> What you will do: Repeat the material exactly as it appears.

> Extracted information:
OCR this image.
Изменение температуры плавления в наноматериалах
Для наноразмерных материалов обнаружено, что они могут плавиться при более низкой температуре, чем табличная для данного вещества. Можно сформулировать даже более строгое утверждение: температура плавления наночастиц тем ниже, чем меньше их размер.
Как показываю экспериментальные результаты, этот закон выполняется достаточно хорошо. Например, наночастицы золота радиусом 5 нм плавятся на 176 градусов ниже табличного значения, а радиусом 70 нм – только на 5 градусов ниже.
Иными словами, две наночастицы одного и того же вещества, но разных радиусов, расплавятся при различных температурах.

> The solution:
OCR this image.
Изменение температуры плавления в наноматериалах
Для наноразмерных материалов обнаружено, что они могут плавиться при более низкой температуре, чем табличная для данного вещества. Можно сформулировать даже более строгое утверждение: температура плавления наночастиц тем ниже, чем меньше их размер.
Как показываю экспериментальные результаты, этот закон выполняется достаточно хорошо. Например, наночастицы золота радиусом 5 нм плавятся на 176 градусов ниже табличного значения, а радиусом 70 нм – только на 5 градусов ниже.
Иными словами, две наночастицы одного и того же вещества, но разных радиусов, расплавятся при различных температурах.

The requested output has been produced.